** Supplied text follows **

- test_2d_dic_fftcc_nr1.cpp
This example combines modules FFTCC and NR with the 1st order shape function. It is nostalgia for the early stage of DIC. Users may compare it with test_2d_dic_fftcc_icgn1.cpp.
- test_2d_dic_strain.cpp
This example uses module Strain to calculate strains based on the displacements determined by test_2d_dic_fftcc_icgn1.cpp. Module Strain can also be invoked right after other DIC modules, as demonstrated in test_2d_dic_fftcc_nr1.cpp.
- test_2d_dic_gpu_icgn.cpp
This example demonstrates the use of GPU accelerated ICGN (ICGNGPU) with shape functions of the 1st and the 2nd order.
- test_2d_dic_self_adaptive_subset.cpp
This example provides an instance of how to develop new DIC algorithms. FeatureAffine and ICGN are modified to realize a self-adpative DIC method, in which the size and shape of subset, as well as location of POI are dynamically optimized at each POI according to the nearby image features. Our experiments show that the self-adaptive can reach the optimal configuration in a good agreement with the meticulous decision based on a series of trials. The Images are generated using a Boolean model (Sur et al. J Math Imaging Vis, 2018, 60: 634-650), simulating the tension of a plate with large strains (30%~45%).
- test_2d_dic_fftcc_iclm1.cpp
This example uses module FFTCC to determine integral-pixel displacements at each POI, and then uses module ICLM with the 1st order shape function to get high accuracy deformation. The images also come from Sample 12 of 2D DIC challenge 1.0. It could be compared with test_2d_dic_fftcc_icgn1.cpp.
- test_2d_dic_sift_iclm2.cpp
This example uses module FeatureAffine to roughly estimate the sub-pixel deformation at each POI, and then uses module ICLM with the 2nd order shape function to get high accuracy results. The performance of this example could be compared with test_2d_dic_sift_icgn2.cpp.

** End of Supplied text **
** Available data follows **

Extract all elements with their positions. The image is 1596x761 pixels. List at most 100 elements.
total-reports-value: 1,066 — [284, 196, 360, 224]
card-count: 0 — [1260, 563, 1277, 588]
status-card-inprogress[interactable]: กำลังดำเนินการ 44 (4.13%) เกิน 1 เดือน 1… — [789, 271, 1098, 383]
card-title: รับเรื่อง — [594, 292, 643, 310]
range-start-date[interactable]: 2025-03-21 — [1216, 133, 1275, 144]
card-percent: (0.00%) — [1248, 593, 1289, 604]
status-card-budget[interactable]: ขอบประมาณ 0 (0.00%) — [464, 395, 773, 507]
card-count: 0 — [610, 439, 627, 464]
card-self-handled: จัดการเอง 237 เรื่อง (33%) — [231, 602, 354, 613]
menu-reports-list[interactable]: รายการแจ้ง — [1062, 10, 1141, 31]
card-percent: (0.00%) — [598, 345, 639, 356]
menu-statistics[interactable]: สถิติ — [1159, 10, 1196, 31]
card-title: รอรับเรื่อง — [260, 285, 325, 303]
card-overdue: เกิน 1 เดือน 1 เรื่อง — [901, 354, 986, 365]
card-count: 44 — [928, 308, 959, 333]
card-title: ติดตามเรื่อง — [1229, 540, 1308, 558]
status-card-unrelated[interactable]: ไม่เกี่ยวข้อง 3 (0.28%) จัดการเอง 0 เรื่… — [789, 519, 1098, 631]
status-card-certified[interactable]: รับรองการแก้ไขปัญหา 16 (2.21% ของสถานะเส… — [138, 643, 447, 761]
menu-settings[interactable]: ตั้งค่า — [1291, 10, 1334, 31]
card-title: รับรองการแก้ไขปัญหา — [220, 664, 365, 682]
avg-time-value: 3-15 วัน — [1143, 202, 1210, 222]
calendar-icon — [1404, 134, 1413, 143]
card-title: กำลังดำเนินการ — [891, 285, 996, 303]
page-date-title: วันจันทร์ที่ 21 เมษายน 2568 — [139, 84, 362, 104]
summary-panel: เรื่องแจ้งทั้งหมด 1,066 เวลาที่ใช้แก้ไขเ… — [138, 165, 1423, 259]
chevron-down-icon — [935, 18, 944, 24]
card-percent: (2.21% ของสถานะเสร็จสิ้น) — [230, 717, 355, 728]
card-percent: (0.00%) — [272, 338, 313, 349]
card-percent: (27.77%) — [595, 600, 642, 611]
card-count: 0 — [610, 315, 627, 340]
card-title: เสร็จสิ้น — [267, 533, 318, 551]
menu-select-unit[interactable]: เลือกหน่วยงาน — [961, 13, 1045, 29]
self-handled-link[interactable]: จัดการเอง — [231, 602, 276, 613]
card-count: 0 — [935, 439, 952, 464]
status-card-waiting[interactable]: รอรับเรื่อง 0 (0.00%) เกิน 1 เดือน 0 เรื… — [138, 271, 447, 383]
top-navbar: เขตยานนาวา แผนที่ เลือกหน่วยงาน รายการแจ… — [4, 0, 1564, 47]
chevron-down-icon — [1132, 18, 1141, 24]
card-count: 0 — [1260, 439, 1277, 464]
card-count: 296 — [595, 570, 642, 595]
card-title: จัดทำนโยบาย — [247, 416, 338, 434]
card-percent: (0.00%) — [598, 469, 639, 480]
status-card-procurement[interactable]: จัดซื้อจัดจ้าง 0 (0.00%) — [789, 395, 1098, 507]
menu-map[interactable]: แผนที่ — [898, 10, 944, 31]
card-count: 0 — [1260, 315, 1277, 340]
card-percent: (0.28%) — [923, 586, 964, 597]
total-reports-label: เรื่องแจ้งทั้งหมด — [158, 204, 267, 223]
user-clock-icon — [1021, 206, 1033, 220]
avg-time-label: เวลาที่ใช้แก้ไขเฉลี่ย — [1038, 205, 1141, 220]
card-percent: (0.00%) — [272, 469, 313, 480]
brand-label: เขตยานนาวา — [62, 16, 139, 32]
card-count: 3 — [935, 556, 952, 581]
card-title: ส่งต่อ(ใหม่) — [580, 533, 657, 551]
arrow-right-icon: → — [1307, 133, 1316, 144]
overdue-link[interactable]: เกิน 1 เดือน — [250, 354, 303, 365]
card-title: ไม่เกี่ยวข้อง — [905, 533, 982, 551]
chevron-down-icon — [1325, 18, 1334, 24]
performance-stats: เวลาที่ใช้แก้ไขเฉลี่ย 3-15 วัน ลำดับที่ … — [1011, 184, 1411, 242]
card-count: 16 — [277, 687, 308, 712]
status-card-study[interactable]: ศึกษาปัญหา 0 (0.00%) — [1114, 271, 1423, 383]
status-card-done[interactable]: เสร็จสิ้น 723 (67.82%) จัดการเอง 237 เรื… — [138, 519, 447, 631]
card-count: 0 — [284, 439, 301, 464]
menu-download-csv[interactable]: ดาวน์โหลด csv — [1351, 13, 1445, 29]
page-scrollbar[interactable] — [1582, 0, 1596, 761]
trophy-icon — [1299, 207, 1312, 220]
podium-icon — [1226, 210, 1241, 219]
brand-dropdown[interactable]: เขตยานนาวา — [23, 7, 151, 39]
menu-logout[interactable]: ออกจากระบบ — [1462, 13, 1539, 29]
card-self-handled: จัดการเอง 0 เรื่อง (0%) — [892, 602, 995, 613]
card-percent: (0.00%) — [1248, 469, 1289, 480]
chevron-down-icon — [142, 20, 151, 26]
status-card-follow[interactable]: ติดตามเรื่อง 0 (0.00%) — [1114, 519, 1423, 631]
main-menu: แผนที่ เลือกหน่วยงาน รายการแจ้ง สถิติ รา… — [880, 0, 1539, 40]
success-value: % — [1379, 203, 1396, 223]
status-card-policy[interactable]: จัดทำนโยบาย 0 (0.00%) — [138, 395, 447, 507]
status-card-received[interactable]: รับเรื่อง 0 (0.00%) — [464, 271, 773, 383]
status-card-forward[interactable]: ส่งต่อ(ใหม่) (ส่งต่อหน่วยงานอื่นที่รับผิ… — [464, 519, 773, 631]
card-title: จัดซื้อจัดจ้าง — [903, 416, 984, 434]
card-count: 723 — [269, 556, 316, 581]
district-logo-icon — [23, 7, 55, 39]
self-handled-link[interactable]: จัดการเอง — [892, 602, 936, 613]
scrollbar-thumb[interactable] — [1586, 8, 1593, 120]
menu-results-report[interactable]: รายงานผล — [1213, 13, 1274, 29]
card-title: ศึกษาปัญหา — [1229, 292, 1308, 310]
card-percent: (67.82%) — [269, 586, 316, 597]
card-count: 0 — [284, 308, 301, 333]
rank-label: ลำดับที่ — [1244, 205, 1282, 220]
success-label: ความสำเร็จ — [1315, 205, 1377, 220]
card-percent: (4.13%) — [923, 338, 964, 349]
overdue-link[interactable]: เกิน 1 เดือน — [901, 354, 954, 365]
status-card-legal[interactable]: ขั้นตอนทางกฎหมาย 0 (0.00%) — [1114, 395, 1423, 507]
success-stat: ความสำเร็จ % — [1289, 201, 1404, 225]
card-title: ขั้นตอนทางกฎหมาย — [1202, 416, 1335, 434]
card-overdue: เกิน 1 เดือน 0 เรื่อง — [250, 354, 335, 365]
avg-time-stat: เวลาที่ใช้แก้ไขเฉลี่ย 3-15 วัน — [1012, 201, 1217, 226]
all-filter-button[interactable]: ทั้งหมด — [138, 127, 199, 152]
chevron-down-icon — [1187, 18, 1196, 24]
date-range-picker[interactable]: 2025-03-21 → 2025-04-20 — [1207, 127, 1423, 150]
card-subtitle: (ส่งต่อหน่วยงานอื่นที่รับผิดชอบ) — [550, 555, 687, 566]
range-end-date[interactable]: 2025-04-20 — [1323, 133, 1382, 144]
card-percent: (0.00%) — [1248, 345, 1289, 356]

** End of Available data **

--- Requirement ---
Rename "POI" as "point of interest" throughout the DIC examples list, starting at "- test_2d_dic_self_adaptive_subset.cpp" and ending at "large strains (30%~45%).". Give that stretch again with the change made.

--- Written response ---
- test_2d_dic_self_adaptive_subset.cpp
This example provides an instance of how to develop new DIC algorithms. FeatureAffine and ICGN are modified to realize a self-adpative DIC method, in which the size and shape of subset, as well as location of point of interest are dynamically optimized at each point of interest according to the nearby image features. Our experiments show that the self-adaptive can reach the optimal configuration in a good agreement with the meticulous decision based on a series of trials. The Images are generated using a Boolean model (Sur et al. J Math Imaging Vis, 2018, 60: 634-650), simulating the tension of a plate with large strains (30%~45%).